● Exercise task
Extract the complete data exactly as given.

--- Provided material ---

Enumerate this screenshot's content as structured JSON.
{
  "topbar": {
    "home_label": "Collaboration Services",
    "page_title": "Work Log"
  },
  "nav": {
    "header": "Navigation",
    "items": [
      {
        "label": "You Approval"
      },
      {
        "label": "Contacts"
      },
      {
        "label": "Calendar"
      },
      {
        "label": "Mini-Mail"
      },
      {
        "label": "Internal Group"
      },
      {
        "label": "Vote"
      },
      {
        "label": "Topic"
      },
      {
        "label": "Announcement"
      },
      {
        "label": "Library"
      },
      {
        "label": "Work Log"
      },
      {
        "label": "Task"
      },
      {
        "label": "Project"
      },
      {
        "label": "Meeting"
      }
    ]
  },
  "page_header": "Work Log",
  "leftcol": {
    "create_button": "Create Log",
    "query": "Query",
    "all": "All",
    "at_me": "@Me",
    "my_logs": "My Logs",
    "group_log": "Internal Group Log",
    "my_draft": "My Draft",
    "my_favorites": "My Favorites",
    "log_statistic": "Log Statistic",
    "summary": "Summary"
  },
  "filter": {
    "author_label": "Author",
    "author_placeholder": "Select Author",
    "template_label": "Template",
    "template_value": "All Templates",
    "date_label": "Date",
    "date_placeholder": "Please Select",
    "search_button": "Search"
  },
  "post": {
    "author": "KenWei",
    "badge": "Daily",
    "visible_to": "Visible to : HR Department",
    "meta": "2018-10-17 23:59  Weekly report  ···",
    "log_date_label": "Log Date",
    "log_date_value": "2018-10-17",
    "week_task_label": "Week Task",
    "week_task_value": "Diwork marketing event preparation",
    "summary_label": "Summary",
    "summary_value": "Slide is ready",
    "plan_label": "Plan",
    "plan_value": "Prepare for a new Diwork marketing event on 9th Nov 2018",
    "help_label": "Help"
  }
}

---

● Task solution
Enumerate this screenshot's content as structured JSON.
{
  "topbar": {
    "home_label": "Collaboration Services",
    "page_title": "Work Log"
  },
  "nav": {
    "header": "Navigation",
    "items": [
      {
        "label": "You Approval"
      },
      {
        "label": "Contacts"
      },
      {
        "label": "Calendar"
      },
      {
        "label": "Mini-Mail"
      },
      {
        "label": "Internal Group"
      },
      {
        "label": "Vote"
      },
      {
        "label": "Topic"
      },
      {
        "label": "Announcement"
      },
      {
        "label": "Library"
      },
      {
        "label": "Work Log"
      },
      {
        "label": "Task"
      },
      {
        "label": "Project"
      },
      {
        "label": "Meeting"
      }
    ]
  },
  "page_header": "Work Log",
  "leftcol": {
    "create_button": "Create Log",
    "query": "Query",
    "all": "All",
    "at_me": "@Me",
    "my_logs": "My Logs",
    "group_log": "Internal Group Log",
    "my_draft": "My Draft",
    "my_favorites": "My Favorites",
    "log_statistic": "Log Statistic",
    "summary": "Summary"
  },
  "filter": {
    "author_label": "Author",
    "author_placeholder": "Select Author",
    "template_label": "Template",
    "template_value": "All Templates",
    "date_label": "Date",
    "date_placeholder": "Please Select",
    "search_button": "Search"
  },
  "post": {
    "author": "KenWei",
    "badge": "Daily",
    "visible_to": "Visible to : HR Department",
    "meta": "2018-10-17 23:59  Weekly report  ···",
    "log_date_label": "Log Date",
    "log_date_value": "2018-10-17",
    "week_task_label": "Week Task",
    "week_task_value": "Diwork marketing event preparation",
    "summary_label": "Summary",
    "summary_value": "Slide is ready",
    "plan_label": "Plan",
    "plan_value": "Prepare for a new Diwork marketing event on 9th Nov 2018",
    "help_label": "Help"
  }
}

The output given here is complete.